Show all lines from the listing below that contain "traced".

Start SOURCE DATA

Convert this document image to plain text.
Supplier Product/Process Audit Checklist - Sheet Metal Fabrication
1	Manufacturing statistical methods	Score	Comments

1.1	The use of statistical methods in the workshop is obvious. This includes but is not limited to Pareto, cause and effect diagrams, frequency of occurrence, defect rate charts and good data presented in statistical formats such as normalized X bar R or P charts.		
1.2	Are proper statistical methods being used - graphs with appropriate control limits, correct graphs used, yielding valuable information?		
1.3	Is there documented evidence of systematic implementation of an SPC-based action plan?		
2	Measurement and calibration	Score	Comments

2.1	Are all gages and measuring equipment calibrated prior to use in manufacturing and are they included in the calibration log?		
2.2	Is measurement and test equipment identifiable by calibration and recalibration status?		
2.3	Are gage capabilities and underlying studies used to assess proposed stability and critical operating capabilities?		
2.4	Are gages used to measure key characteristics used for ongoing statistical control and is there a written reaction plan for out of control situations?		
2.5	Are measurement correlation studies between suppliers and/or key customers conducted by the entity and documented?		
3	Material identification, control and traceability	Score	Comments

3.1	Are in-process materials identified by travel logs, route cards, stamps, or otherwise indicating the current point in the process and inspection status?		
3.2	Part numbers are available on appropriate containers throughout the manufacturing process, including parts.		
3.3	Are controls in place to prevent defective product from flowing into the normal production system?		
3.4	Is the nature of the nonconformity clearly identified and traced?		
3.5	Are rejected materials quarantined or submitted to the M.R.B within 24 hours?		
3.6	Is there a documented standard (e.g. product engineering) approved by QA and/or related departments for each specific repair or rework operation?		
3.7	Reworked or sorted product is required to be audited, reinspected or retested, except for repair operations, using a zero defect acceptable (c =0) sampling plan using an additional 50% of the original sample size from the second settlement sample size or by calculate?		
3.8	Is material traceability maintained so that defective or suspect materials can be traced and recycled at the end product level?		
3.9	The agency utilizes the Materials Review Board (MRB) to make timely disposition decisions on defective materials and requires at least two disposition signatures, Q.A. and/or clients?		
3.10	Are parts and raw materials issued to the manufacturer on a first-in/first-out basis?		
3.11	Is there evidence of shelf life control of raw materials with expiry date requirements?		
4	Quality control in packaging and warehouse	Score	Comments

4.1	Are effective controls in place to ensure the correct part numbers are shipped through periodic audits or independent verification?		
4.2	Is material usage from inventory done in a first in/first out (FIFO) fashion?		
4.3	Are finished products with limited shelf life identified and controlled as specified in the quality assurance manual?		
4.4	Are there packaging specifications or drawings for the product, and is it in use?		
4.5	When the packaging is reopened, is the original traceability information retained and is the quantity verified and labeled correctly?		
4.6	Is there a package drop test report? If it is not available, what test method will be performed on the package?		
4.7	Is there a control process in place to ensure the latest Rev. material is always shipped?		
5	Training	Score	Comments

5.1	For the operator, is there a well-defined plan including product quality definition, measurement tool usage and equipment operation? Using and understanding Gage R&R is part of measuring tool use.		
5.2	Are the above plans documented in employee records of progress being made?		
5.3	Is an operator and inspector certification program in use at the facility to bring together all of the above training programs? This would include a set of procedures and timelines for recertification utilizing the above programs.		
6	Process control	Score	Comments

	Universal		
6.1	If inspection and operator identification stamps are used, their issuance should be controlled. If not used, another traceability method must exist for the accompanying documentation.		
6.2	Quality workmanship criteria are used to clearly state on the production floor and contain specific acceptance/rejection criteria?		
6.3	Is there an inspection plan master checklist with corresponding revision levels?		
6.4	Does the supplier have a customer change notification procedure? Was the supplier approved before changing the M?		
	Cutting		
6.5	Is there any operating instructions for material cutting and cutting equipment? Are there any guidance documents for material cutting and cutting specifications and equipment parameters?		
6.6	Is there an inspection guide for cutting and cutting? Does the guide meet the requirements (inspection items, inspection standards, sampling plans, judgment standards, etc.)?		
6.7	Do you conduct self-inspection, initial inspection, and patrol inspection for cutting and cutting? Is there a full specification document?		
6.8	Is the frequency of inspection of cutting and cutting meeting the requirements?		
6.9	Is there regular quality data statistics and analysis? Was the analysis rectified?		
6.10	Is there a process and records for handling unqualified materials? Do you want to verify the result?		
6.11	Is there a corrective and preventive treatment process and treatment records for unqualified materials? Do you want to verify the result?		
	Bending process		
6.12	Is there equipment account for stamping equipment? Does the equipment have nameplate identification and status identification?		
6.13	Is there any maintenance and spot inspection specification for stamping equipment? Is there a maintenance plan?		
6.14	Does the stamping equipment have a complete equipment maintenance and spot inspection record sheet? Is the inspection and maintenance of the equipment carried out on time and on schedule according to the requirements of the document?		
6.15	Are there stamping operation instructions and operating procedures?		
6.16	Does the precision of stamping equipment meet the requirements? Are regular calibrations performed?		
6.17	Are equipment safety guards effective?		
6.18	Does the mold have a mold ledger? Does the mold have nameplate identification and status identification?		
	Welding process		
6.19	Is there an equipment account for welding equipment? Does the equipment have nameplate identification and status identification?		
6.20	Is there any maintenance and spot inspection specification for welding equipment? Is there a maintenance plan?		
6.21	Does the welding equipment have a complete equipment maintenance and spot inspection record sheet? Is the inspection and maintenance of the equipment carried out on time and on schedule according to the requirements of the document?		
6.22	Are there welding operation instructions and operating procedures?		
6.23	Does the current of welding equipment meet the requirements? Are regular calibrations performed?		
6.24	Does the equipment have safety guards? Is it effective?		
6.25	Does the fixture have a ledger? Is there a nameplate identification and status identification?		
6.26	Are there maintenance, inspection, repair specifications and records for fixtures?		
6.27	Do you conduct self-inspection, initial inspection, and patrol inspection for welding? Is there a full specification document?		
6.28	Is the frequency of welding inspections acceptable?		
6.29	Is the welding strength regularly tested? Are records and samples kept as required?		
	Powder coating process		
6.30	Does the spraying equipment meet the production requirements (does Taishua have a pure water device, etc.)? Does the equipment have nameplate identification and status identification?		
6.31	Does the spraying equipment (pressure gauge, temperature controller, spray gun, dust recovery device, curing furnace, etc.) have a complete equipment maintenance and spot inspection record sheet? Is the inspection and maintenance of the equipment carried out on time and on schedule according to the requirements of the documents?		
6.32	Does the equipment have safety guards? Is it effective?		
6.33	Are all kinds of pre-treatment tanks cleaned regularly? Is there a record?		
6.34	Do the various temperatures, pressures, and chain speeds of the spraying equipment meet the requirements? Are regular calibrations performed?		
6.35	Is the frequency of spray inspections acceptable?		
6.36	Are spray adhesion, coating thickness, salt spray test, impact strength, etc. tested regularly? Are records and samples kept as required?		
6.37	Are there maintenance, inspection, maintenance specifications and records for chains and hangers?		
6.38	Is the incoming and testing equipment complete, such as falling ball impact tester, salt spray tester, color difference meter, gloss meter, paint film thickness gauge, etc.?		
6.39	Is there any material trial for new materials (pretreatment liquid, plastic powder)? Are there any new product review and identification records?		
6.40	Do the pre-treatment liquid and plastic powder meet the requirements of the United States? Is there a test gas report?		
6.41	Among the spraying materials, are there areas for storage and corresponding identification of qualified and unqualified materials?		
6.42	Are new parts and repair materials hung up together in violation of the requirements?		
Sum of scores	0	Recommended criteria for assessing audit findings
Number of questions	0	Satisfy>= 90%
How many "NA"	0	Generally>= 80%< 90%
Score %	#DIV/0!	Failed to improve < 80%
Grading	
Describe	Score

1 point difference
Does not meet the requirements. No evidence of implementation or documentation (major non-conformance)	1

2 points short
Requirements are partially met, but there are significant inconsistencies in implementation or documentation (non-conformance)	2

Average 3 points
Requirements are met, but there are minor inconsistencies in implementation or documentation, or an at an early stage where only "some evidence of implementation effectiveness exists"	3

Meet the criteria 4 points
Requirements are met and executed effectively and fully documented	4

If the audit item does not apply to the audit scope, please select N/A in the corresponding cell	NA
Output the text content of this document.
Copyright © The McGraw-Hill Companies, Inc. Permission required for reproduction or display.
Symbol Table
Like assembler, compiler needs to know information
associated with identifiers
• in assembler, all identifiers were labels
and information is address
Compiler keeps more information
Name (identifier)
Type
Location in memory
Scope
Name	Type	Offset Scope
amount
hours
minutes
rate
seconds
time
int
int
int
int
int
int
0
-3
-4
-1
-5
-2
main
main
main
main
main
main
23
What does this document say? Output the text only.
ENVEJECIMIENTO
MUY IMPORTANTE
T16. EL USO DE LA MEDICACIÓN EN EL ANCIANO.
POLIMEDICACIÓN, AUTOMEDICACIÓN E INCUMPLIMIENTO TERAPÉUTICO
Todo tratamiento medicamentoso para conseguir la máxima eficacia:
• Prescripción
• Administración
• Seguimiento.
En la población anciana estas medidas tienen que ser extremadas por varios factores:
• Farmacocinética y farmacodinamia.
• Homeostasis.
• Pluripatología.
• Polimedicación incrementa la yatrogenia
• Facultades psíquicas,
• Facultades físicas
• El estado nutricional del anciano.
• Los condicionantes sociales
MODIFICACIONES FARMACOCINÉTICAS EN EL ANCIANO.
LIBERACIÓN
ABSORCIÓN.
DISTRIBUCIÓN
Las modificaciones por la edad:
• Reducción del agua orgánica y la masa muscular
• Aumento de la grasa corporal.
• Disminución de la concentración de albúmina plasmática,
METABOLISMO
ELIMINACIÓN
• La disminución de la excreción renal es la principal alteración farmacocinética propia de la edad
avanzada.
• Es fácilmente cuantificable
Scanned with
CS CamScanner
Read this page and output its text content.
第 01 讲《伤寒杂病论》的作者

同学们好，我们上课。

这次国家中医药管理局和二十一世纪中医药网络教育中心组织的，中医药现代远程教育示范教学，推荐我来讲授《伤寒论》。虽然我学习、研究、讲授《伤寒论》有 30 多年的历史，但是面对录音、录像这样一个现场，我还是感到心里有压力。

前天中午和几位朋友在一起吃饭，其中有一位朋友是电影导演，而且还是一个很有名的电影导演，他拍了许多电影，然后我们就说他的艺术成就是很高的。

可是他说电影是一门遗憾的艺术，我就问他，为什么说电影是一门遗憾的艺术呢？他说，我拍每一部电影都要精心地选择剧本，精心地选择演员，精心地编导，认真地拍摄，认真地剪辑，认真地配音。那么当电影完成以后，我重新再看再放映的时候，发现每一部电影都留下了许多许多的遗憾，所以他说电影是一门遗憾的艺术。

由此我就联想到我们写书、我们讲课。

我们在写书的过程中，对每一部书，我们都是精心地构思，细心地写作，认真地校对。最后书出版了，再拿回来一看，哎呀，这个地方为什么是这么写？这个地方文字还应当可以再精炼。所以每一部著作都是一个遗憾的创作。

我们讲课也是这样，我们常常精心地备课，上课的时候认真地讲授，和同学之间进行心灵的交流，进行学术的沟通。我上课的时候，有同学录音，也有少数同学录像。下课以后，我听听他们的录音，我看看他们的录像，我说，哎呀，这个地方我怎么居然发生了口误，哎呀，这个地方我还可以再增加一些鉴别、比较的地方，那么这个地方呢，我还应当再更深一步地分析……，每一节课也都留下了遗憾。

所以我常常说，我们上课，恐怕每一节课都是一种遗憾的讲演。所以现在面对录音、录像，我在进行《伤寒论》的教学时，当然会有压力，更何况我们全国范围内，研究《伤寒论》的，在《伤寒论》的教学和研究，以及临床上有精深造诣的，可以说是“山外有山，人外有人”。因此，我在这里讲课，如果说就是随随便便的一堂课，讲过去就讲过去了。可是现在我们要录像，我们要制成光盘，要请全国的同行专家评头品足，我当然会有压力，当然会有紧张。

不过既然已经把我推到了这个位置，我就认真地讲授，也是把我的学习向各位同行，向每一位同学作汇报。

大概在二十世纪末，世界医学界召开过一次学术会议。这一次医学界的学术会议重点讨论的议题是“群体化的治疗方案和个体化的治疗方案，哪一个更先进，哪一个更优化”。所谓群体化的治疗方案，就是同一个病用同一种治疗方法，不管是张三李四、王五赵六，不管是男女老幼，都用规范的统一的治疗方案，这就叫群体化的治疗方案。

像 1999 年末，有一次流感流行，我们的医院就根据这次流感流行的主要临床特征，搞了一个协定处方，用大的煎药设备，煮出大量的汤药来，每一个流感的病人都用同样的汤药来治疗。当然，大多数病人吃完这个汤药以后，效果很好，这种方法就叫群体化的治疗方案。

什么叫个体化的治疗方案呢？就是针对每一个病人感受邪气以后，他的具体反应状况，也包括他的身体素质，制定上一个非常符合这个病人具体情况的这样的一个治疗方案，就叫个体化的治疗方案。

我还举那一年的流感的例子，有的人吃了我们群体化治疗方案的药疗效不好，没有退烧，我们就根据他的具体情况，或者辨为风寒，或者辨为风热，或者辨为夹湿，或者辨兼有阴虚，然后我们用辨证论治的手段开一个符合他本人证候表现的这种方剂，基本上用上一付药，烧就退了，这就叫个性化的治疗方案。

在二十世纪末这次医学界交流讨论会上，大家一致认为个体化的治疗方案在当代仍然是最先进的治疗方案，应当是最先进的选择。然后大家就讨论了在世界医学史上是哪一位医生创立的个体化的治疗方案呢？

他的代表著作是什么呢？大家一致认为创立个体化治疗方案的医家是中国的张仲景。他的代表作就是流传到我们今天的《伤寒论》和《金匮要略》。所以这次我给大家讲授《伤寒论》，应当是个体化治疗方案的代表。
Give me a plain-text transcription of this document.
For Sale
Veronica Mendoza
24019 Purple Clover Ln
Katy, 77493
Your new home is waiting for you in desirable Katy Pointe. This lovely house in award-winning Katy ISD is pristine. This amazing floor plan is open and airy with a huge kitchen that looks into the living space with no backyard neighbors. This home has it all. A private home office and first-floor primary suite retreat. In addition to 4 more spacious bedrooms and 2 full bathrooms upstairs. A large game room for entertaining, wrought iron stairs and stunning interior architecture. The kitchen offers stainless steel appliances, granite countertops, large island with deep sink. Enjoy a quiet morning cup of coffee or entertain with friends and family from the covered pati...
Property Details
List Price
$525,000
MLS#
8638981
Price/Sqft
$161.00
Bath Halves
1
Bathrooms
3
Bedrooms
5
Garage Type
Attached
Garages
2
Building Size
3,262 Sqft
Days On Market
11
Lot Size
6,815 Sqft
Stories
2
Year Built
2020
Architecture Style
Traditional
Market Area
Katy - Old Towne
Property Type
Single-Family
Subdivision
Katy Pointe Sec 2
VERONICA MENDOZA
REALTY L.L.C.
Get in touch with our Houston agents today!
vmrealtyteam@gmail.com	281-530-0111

End SOURCE DATA

FINAL RESULT —
3.4	Is the nature of the nonconformity clearly identified and traced?		
3.8	Is material traceability maintained so that defective or suspect materials can be traced and recycled at the end product level?		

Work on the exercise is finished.